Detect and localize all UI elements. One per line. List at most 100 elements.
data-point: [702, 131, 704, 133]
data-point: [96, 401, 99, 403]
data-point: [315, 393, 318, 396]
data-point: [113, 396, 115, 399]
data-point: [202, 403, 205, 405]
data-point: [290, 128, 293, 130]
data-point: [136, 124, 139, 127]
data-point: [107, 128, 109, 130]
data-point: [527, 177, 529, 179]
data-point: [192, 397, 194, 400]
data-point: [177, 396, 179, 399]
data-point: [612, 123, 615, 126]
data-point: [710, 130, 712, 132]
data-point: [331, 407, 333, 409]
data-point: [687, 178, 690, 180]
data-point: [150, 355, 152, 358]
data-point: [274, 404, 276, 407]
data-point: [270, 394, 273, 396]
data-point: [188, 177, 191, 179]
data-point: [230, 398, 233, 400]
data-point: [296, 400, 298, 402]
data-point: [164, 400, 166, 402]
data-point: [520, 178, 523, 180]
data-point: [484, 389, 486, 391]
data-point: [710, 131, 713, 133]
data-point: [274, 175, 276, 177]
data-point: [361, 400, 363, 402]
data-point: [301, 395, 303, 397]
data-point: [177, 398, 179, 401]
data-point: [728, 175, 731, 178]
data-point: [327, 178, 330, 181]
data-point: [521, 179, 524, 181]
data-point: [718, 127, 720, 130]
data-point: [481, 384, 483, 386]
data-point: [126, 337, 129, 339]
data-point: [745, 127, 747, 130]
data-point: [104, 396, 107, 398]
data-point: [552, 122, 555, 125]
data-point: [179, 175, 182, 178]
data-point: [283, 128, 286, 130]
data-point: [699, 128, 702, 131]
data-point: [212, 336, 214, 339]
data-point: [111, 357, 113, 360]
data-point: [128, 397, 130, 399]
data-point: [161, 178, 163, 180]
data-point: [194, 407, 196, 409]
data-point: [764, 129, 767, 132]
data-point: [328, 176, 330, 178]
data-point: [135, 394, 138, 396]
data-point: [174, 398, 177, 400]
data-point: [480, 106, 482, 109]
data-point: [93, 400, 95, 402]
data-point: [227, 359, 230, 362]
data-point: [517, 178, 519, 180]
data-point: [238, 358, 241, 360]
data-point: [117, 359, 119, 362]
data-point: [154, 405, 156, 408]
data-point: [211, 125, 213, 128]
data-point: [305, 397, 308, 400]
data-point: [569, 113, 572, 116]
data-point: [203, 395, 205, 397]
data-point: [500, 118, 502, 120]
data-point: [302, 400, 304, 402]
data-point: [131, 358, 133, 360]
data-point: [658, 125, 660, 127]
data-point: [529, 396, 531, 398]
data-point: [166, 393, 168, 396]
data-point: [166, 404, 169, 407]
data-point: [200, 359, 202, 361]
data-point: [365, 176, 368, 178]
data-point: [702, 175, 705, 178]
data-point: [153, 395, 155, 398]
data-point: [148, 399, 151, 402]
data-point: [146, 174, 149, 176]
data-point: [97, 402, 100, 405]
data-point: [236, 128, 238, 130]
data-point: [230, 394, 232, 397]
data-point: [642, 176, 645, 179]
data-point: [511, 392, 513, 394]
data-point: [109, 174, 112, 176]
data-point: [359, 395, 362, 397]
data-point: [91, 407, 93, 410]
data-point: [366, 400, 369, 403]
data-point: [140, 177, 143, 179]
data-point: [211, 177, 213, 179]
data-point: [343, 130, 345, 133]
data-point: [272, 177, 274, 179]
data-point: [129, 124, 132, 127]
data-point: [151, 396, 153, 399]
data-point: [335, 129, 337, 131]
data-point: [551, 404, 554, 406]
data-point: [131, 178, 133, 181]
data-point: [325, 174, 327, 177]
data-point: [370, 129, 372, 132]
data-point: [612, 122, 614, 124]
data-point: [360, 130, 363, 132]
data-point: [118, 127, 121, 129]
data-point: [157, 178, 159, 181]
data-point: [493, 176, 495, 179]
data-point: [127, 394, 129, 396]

==============================

▸ Problem
Copy the records verbatim, from the first line through the line containing "data-point: [192, 397, 194, 400]", including both.

▸ Answer to this problem
Detect and localize all UI elements. One per line. List at most 100 elements.
data-point: [702, 131, 704, 133]
data-point: [96, 401, 99, 403]
data-point: [315, 393, 318, 396]
data-point: [113, 396, 115, 399]
data-point: [202, 403, 205, 405]
data-point: [290, 128, 293, 130]
data-point: [136, 124, 139, 127]
data-point: [107, 128, 109, 130]
data-point: [527, 177, 529, 179]
data-point: [192, 397, 194, 400]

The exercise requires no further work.